PROBLEM REQUIREMENTS:
Wherever "been" appears in a line, copy that line.

____ DATA LINES

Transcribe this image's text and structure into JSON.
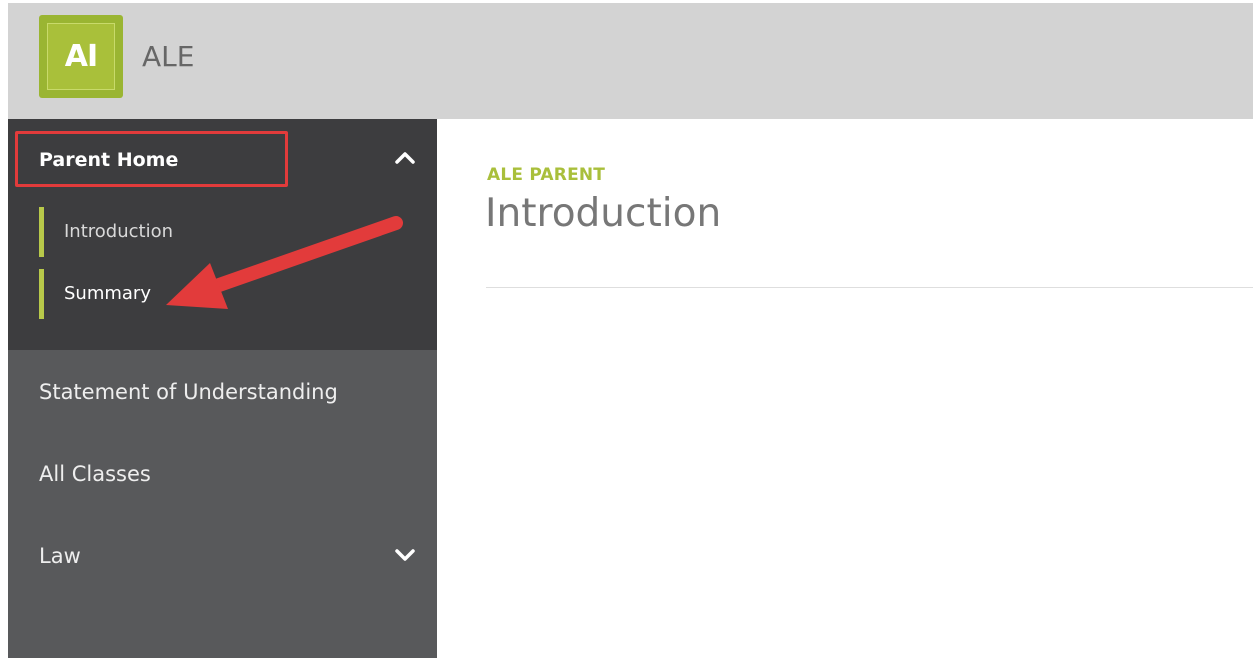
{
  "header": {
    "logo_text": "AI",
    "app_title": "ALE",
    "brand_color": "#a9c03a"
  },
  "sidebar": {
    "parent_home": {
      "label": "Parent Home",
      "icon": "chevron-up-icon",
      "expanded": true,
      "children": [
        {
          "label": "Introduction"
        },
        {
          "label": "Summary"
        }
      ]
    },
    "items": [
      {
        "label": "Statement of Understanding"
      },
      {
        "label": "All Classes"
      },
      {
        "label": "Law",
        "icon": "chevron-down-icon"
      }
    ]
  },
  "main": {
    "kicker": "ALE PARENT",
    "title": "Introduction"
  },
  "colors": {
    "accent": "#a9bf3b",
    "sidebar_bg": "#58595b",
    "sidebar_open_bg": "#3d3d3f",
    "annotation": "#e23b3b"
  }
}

________
____ DATA LINES

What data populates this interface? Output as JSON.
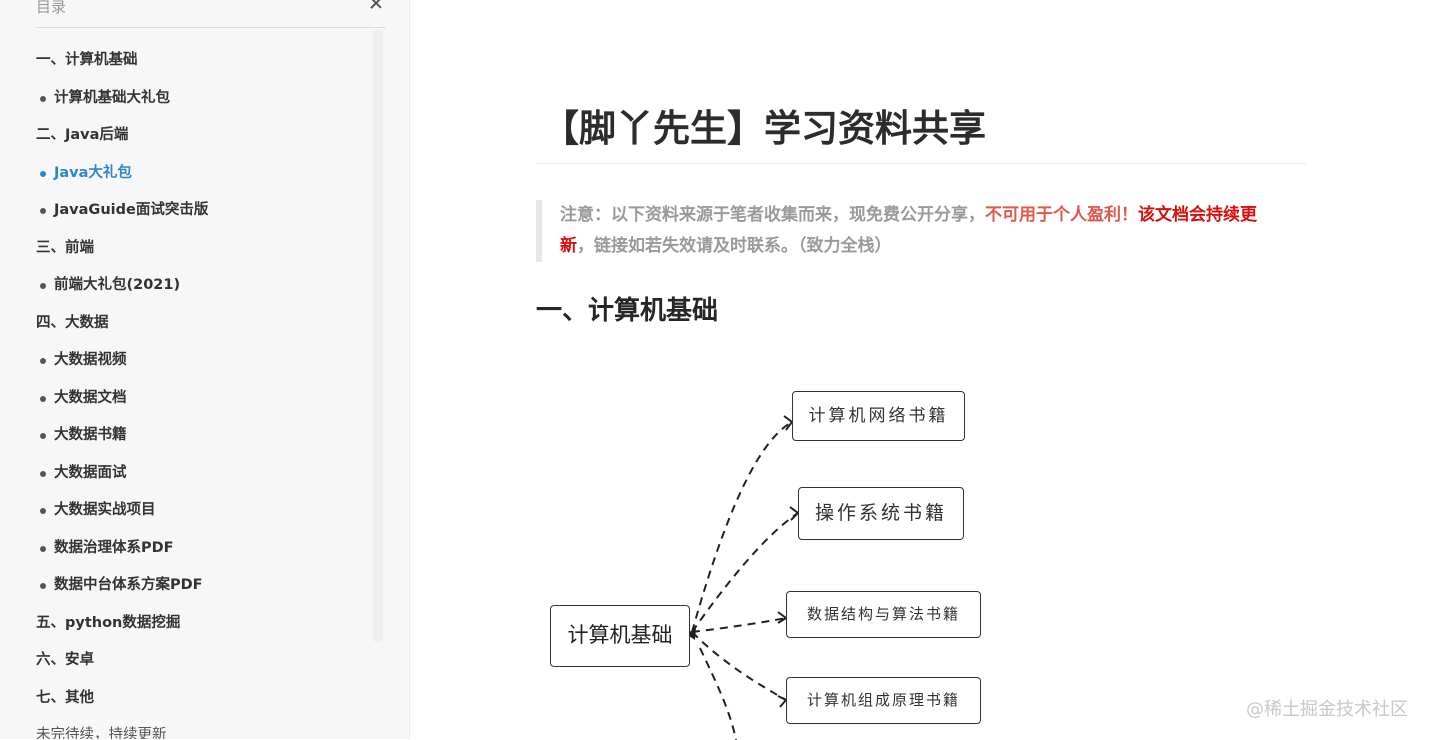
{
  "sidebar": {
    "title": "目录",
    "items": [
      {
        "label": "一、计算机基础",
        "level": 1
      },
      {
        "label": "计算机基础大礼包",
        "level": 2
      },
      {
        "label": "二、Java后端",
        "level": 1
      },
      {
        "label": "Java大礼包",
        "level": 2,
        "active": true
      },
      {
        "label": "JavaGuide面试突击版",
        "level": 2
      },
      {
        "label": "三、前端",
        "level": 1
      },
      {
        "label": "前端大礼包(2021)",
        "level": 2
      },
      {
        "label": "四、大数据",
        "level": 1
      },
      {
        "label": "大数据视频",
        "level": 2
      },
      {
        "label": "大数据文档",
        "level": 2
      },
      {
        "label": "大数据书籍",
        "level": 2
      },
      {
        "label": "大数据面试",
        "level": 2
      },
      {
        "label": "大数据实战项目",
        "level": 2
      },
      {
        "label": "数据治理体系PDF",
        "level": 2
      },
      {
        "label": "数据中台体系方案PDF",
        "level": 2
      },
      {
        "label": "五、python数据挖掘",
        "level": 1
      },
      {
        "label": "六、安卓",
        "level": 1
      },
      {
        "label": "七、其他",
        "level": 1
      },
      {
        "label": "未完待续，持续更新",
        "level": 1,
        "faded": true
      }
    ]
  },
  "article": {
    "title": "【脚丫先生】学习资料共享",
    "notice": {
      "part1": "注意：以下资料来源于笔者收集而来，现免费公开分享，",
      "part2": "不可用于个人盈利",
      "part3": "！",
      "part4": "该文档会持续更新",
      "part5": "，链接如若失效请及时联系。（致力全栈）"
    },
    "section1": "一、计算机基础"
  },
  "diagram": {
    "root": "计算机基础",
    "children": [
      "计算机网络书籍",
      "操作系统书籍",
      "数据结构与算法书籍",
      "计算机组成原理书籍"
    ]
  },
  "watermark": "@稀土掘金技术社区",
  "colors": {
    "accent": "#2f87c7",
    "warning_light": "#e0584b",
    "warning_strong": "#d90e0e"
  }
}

________
____ DATA LINES

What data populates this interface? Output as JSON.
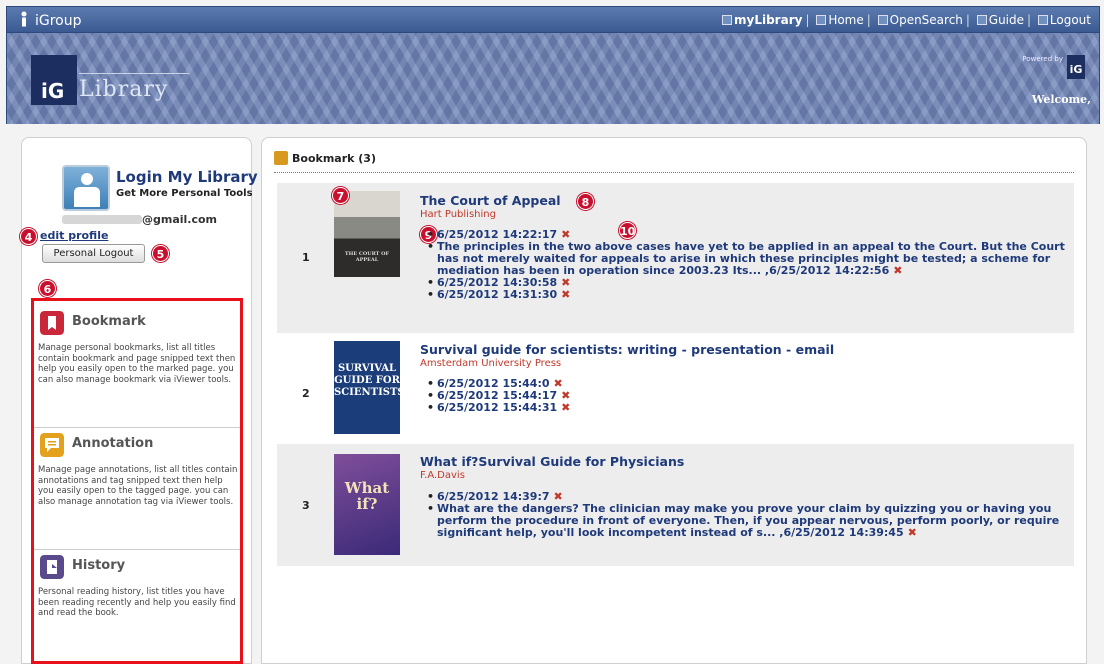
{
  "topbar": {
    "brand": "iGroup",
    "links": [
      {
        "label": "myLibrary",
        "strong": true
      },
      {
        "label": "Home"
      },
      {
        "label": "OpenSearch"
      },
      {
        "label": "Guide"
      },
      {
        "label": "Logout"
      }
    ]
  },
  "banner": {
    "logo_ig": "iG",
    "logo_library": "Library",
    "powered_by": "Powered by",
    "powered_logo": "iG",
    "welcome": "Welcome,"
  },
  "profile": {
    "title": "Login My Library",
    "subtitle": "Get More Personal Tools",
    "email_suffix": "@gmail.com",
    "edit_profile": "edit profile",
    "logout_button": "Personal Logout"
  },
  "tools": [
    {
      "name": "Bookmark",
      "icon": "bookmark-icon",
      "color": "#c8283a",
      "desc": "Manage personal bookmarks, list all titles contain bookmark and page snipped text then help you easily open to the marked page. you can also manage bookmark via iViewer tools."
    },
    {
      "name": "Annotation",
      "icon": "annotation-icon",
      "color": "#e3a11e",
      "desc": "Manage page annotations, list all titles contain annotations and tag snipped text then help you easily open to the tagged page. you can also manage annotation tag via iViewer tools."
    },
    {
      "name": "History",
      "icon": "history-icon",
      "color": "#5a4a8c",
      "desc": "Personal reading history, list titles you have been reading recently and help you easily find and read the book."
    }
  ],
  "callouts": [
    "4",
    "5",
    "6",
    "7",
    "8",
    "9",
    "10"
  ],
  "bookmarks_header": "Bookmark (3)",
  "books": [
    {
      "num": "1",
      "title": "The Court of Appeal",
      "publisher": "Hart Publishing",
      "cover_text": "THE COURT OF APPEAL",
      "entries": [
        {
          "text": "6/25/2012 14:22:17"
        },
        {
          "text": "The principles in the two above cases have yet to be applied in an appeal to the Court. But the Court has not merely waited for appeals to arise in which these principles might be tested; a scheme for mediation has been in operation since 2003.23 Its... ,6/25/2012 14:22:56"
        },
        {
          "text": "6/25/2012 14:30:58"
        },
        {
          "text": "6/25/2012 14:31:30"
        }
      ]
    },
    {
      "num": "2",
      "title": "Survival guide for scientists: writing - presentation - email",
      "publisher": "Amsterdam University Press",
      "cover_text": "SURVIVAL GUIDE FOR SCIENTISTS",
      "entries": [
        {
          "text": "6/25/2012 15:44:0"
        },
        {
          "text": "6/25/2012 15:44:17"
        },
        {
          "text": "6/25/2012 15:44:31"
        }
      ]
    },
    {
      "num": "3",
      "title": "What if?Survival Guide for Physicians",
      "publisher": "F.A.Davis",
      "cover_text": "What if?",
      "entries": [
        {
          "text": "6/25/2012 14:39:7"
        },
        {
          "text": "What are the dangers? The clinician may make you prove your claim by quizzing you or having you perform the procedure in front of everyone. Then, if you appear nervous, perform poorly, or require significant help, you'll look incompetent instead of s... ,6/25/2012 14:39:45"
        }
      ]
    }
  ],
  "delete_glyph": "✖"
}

________

RESPONSE TO THIS EXERCISE:
      "desc": "Personal reading history, list titles you have been reading recently and help you easily find and read the book."
          "text": "The principles in the two above cases have yet to be applied in an appeal to the Court. But the Court has not merely waited for appeals to arise in which these principles might be tested; a scheme for mediation has been in operation since 2003.23 Its... ,6/25/2012 14:22:56"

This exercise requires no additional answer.